====== INFORMATION GIVEN ======

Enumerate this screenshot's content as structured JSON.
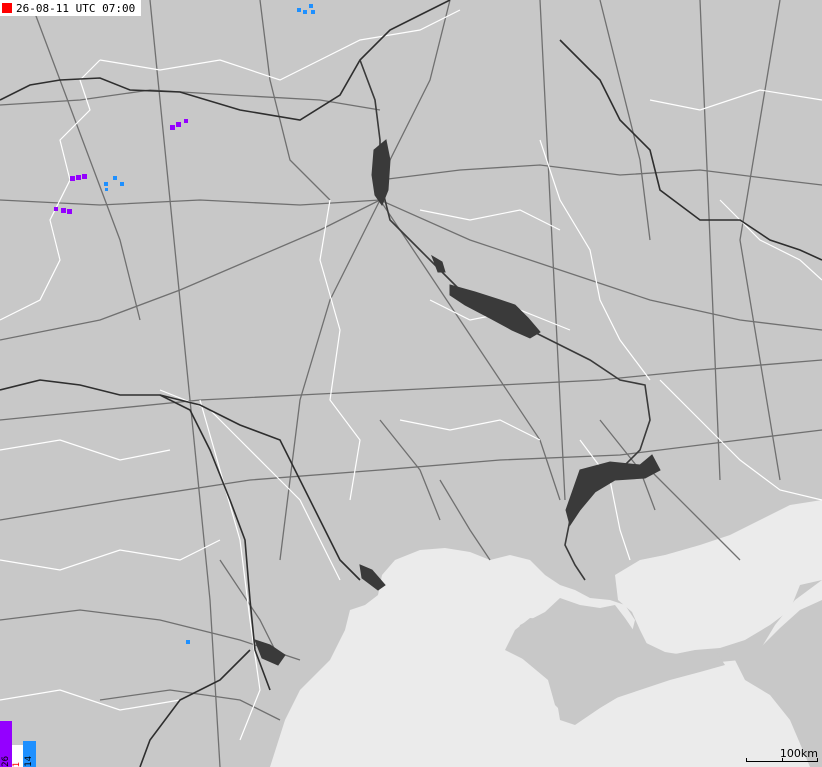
{
  "header": {
    "timestamp": "26-08-11 UTC 07:00"
  },
  "legend": {
    "bars": [
      {
        "label": "26",
        "color": "#9400ff"
      },
      {
        "label": "1",
        "color": "#ff0000"
      },
      {
        "label": "14",
        "color": "#1e90ff"
      }
    ]
  },
  "scale": {
    "label": "100km"
  },
  "colors": {
    "land": "#c8c8c8",
    "sea": "#ebebeb",
    "water": "#3a3a3a",
    "roads": "#6f6f6f",
    "borders": "#ffffff",
    "strike_old": "#9400ff",
    "strike_recent": "#1e90ff"
  }
}
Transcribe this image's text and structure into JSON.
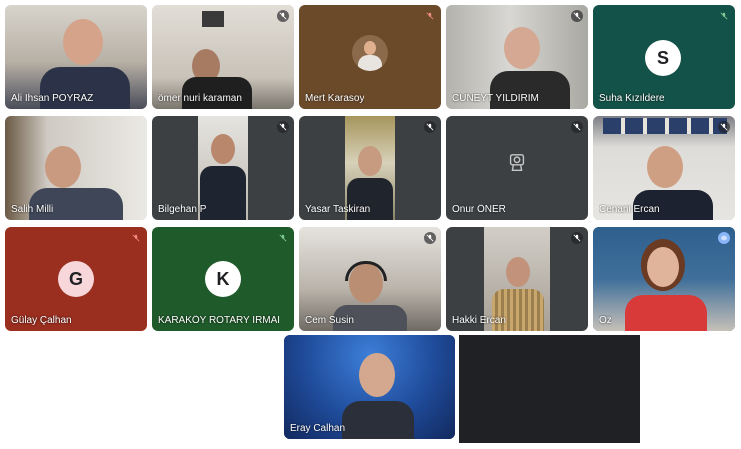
{
  "meeting": {
    "participants": [
      {
        "name": "Ali İhsan POYRAZ",
        "mic": "on"
      },
      {
        "name": "ömer nuri karaman",
        "mic": "muted"
      },
      {
        "name": "Mert Karasoy",
        "mic": "muted-red"
      },
      {
        "name": "CÜNEYT YILDIRIM",
        "mic": "muted"
      },
      {
        "name": "Suha Kızıldere",
        "mic": "muted-green",
        "avatar_letter": "S"
      },
      {
        "name": "Salih Milli",
        "mic": "on"
      },
      {
        "name": "Bilgehan P",
        "mic": "muted"
      },
      {
        "name": "Yasar Taskiran",
        "mic": "muted"
      },
      {
        "name": "Onur ÖNER",
        "mic": "muted"
      },
      {
        "name": "Cenani Ercan",
        "mic": "muted"
      },
      {
        "name": "Gülay Çalhan",
        "mic": "muted-red",
        "avatar_letter": "G"
      },
      {
        "name": "KARAKÖY ROTARY IRMAK",
        "mic": "muted-green",
        "avatar_letter": "K"
      },
      {
        "name": "Cem Susin",
        "mic": "muted"
      },
      {
        "name": "Hakki Ercan",
        "mic": "muted"
      },
      {
        "name": "Oz",
        "mic": "speaking"
      },
      {
        "name": "Eray Calhan",
        "mic": "on"
      }
    ],
    "colors": {
      "tile_bg": "#3c4043",
      "gulay_bg": "#9a2e1f",
      "karakoy_bg": "#1f5a2a",
      "suha_bg": "#135248",
      "mert_bg": "#6b4a2a",
      "speaking_blue": "#8ab4f8",
      "avatar_circle": "#f8d7da"
    },
    "icons": [
      "mic-off-icon",
      "camera-off-icon",
      "audio-wave-icon"
    ]
  }
}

======

#### [GOAL OF THE EXERCISE]
Your task is to pick out every line with the string "label" and copy it.

#### [TASK OUTPUT]
        "label": "26",
        "label": "1",
        "label": "14",
    "label": "100km"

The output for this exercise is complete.